▸ REQUEST A: Output the passage of the OpenPnP calibration text that starts at "Stephen Hawes should" and ends at "camera tilt compensation.", reproducing it word for word.
▸ REQUEST B: Write the next part of the OpenPnP calibration text, picking up after its final sentence.

▸ EXCERPTED TEXT:
** begin **

Stephen Hawes should really follow the OpenPnP discussion group and use the testing version. I really can't believe this!

  1. The point pattern lens calibration (0:35) is obsolete. Instead we've added Tony Luken's fully automated Advanced Camera Calibration featuring not only lens distortion compensation, but also camera tilt compensation.
  2. The automatic Units per Pixel calibration (1:39) that he talks about as "down the road" is also already integrated in the automatic Issues & Solutions preliminary calibration (and refined in the above-mentioned Advanced calibration). Plus we also do it in 3D, so the Units per Pixel will be right on different Z levels, such as mounted feeders etc., i.e. at different camera distances! All automated and available right now in OpenPnP.
  3. The automatic exposure calibration (2:16) is a valid idea. But it should be verified, taking the OCR labels of various new feeders classes into consideration, i.e. to check if those can't be brighter (conversely, the silk-screen seems half transparent). Plus such a rig should support our new automatic white balance calibration.

** end **

▸ DATA SHOWN:
** begin **

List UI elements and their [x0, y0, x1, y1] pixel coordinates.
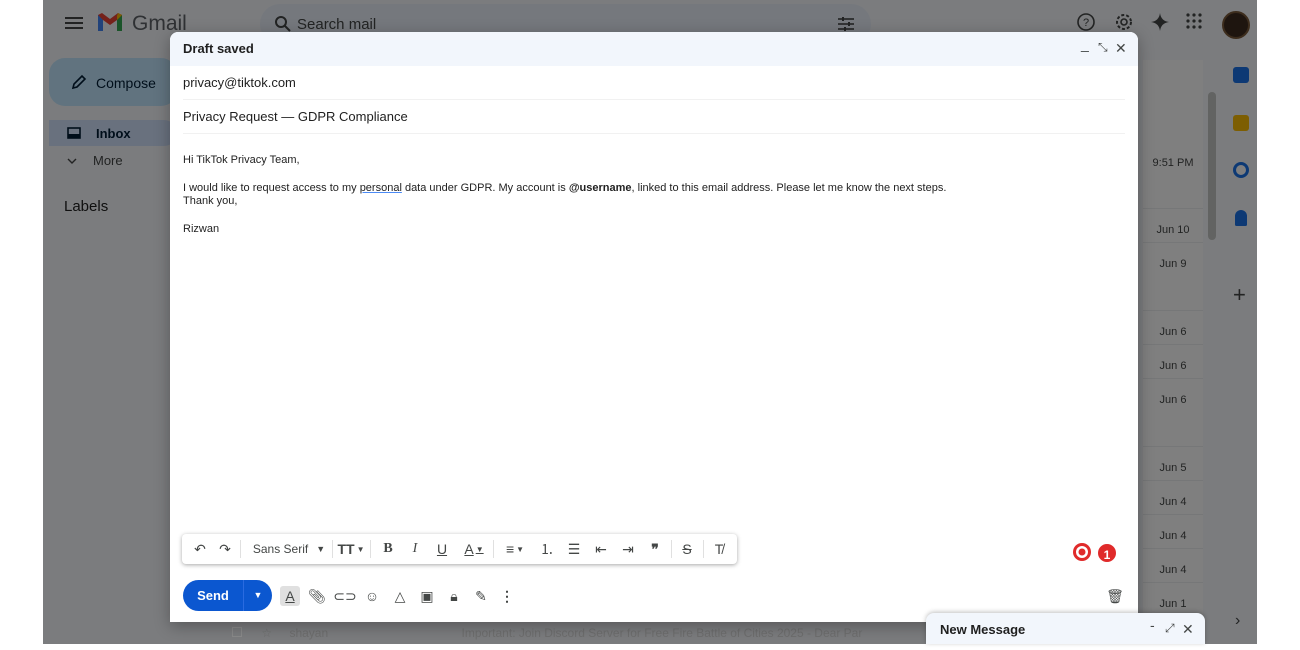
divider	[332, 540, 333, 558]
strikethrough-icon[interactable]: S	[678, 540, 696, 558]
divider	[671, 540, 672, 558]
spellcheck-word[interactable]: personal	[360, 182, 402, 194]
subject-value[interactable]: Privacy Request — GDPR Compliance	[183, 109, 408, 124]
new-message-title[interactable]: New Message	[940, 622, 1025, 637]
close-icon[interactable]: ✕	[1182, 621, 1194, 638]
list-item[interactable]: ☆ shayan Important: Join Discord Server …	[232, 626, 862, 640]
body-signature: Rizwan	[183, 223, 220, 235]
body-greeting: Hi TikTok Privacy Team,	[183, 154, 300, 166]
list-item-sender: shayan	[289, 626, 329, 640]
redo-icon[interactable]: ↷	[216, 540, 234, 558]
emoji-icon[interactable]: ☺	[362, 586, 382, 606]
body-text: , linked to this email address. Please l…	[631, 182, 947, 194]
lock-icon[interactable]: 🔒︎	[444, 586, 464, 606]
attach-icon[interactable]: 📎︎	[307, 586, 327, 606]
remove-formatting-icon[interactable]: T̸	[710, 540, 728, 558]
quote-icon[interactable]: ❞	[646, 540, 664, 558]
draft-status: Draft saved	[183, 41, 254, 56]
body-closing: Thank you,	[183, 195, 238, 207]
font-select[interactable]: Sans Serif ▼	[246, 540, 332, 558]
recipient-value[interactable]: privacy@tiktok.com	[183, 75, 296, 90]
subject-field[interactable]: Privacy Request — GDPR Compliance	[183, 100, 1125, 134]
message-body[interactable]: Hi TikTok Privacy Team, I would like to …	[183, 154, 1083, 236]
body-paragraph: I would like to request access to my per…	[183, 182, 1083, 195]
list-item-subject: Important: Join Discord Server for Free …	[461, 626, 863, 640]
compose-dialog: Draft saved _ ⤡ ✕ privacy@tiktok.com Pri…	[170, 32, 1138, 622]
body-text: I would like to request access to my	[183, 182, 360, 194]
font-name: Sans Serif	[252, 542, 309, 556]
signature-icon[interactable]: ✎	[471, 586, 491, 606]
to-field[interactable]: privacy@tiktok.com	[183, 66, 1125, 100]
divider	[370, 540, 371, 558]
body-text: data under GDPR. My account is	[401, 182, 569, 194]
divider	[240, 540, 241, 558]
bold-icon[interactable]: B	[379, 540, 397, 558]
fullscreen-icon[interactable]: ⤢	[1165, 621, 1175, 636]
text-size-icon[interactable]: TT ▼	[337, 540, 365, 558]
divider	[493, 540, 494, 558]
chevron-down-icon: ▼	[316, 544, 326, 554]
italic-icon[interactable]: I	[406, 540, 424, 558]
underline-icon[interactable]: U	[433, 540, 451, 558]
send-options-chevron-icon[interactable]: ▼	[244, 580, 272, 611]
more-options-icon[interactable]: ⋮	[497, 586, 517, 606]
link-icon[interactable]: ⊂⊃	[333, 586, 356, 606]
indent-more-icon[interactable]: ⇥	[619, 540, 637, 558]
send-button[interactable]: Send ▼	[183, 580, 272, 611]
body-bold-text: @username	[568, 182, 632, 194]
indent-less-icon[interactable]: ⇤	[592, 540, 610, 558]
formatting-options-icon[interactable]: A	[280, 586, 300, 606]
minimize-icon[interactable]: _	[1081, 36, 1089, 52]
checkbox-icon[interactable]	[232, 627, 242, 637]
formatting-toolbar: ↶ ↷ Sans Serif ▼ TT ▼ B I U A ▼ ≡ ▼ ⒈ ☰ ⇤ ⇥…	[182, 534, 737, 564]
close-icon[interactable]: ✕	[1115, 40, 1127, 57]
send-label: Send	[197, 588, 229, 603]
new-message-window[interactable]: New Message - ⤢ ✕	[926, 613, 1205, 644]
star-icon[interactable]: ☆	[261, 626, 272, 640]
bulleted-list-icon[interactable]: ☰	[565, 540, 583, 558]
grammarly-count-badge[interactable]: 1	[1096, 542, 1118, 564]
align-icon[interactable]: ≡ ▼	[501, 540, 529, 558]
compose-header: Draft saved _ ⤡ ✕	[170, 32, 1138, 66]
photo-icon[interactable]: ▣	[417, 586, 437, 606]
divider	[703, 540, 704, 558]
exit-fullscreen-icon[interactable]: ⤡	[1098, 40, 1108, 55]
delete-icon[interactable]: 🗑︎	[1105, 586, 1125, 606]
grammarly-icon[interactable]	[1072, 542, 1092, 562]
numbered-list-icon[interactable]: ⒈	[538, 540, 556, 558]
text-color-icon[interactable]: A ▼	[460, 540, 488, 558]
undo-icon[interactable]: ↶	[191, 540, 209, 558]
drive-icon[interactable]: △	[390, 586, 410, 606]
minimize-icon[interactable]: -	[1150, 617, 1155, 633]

** end **
** begin **

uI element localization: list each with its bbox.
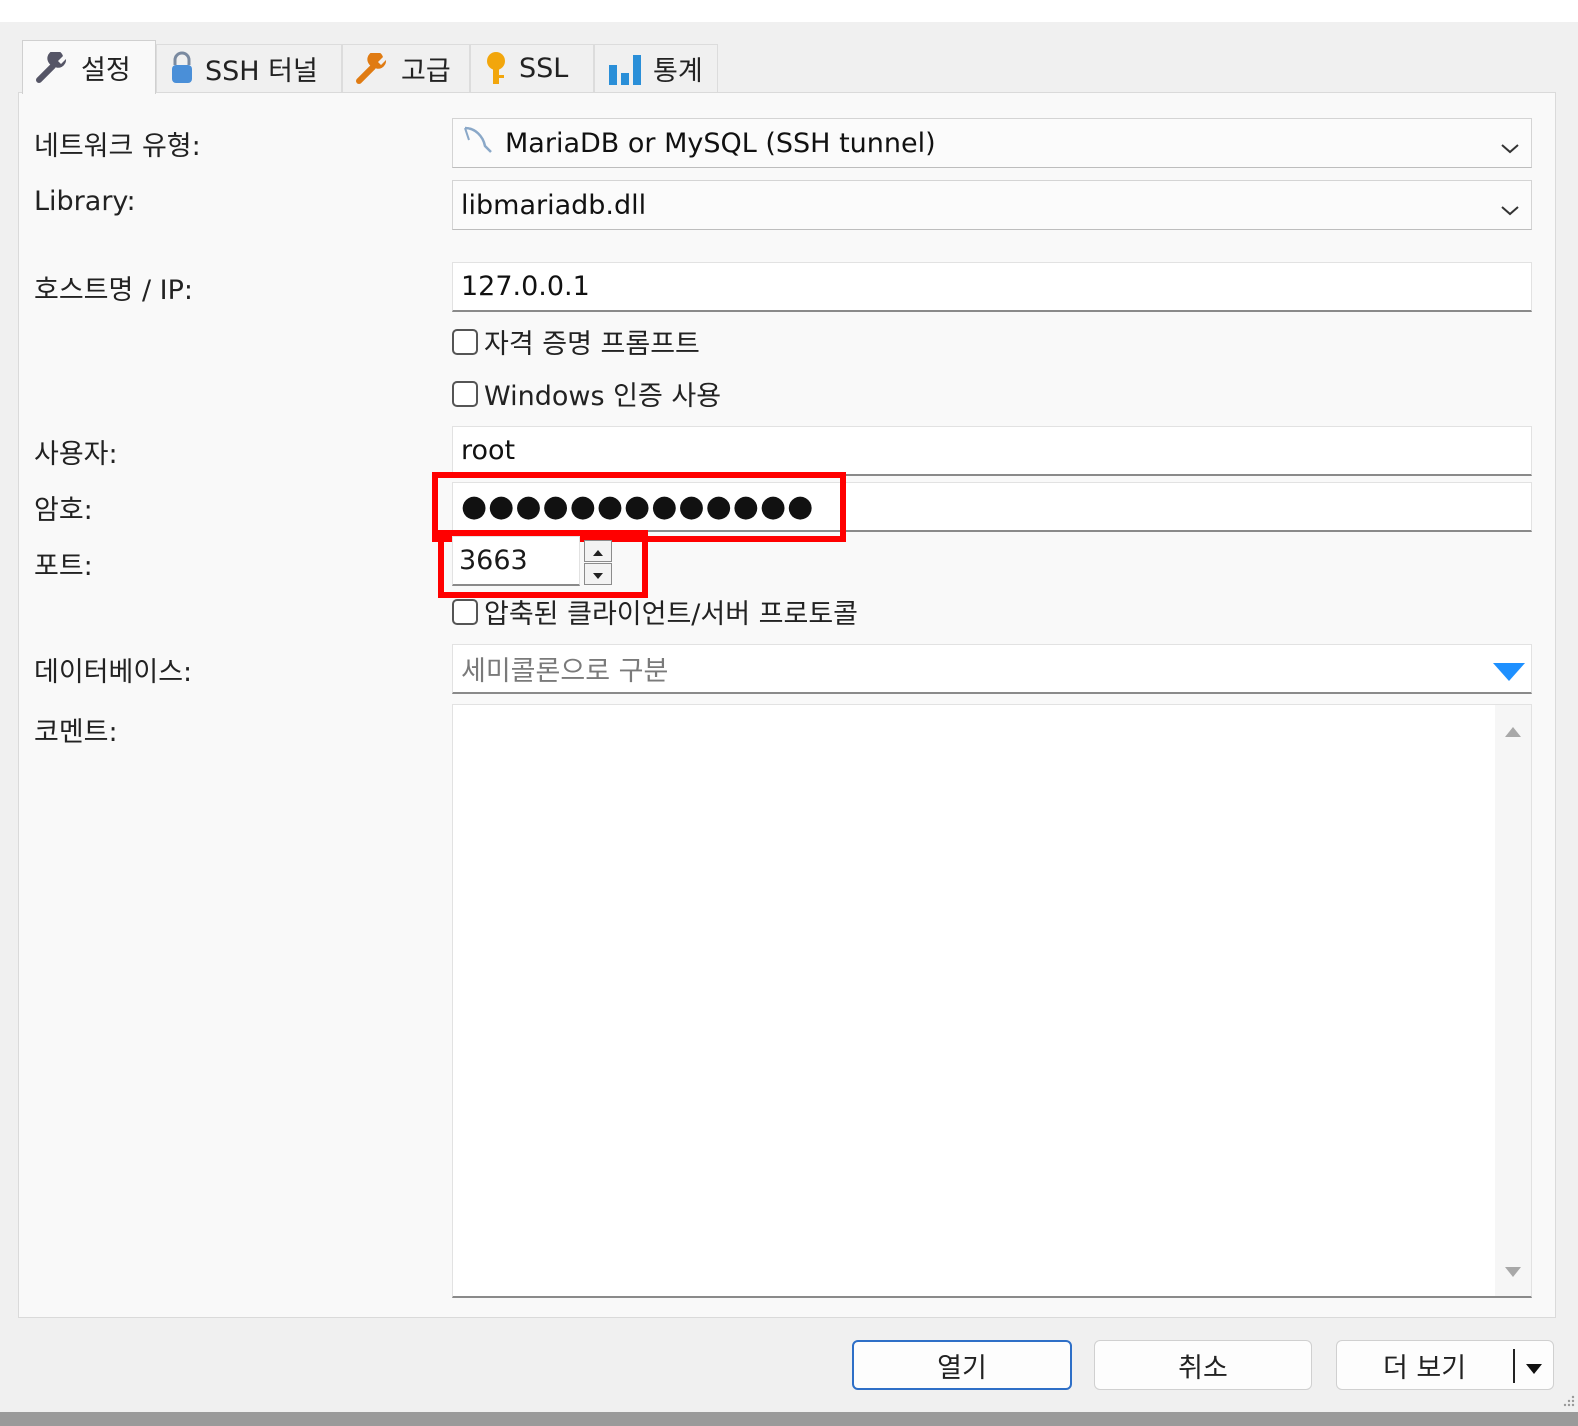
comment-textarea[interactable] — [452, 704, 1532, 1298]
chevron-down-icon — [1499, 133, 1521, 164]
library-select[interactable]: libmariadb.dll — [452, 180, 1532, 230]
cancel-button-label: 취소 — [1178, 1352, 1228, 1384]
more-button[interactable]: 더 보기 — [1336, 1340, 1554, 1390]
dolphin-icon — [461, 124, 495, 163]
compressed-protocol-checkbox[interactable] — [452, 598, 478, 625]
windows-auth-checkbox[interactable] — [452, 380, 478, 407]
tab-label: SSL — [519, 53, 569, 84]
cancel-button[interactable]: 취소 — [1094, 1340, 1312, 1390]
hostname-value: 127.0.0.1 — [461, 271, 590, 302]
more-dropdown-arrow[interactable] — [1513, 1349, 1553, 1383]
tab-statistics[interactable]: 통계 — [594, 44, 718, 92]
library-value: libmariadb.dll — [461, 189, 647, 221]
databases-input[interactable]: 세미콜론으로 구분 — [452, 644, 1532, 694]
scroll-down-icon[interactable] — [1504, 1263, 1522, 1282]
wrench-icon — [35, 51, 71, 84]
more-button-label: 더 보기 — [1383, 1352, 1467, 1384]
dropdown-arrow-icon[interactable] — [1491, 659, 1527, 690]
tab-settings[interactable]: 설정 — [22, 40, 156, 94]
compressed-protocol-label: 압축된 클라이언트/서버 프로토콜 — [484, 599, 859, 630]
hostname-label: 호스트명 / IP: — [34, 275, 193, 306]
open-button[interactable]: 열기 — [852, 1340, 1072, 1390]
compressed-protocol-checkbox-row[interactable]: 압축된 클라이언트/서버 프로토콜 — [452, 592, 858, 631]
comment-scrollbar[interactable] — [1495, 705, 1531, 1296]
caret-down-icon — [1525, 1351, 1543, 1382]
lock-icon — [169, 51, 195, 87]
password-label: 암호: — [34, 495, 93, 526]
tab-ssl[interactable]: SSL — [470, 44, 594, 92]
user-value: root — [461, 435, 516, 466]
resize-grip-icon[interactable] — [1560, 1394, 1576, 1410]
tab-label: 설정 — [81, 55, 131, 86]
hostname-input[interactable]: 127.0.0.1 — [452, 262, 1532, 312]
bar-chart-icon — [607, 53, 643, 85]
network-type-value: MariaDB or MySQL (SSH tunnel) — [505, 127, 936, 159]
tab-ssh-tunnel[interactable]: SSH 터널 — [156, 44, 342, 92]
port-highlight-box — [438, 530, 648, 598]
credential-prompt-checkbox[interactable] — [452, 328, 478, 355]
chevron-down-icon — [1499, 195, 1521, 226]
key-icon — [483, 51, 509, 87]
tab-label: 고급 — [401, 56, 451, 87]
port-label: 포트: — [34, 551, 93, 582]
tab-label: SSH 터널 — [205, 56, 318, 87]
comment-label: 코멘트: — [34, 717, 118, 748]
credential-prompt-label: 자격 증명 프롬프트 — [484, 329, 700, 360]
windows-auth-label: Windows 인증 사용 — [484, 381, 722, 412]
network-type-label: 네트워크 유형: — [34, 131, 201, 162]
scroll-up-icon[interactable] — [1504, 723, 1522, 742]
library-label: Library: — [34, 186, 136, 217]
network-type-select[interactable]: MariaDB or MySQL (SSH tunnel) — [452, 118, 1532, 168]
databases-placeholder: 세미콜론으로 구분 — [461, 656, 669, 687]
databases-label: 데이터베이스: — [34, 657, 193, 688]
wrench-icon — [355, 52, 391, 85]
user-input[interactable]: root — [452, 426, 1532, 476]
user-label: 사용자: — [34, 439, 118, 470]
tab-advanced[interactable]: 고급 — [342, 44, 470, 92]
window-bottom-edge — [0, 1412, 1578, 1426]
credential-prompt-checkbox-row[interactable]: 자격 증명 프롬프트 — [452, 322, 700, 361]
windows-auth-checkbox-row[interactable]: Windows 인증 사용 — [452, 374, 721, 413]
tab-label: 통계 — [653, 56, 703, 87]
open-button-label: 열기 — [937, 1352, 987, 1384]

** end **

▸ RIGHT ANSWER A:
Stephen Hawes should really follow the OpenPnP discussion group and use the testing version. I really can't believe this!

  1. The point pattern lens calibration (0:35) is obsolete. Instead we've added Tony Luken's fully automated Advanced Camera Calibration featuring not only lens distortion compensation, but also camera tilt compensation.

▸ RIGHT ANSWER B:
  4. The automatic precision nozzle tip to camera offset calibration (2:56) that is announced but "down the road" is also already implemented in Issues & Solutions, using the confetti method.
    Frankly, I doubt his method will work with edges at plus/minus 45° angles. Users then need to set the outer tip diameter manually, not only a pain, but also a source of error. If there were three or better four edges at 90° steps, it could work, because then you can cancel out the nozzle tip diameter. This would also cancel out the typically large manufacturing tolerances of such PCB edges, at least relatively to each other, there might still be an absolute error relative to the homing fiducial.

Shipping the machine with a calibration rig is certainly a very good idea, but LumenPnP should really adopt our ways in the OpenPnP software and/or start talking with us if they think their ideas are better.

I'm very open there, but really? Following our project closely and using and understanding the testing version is a MUST!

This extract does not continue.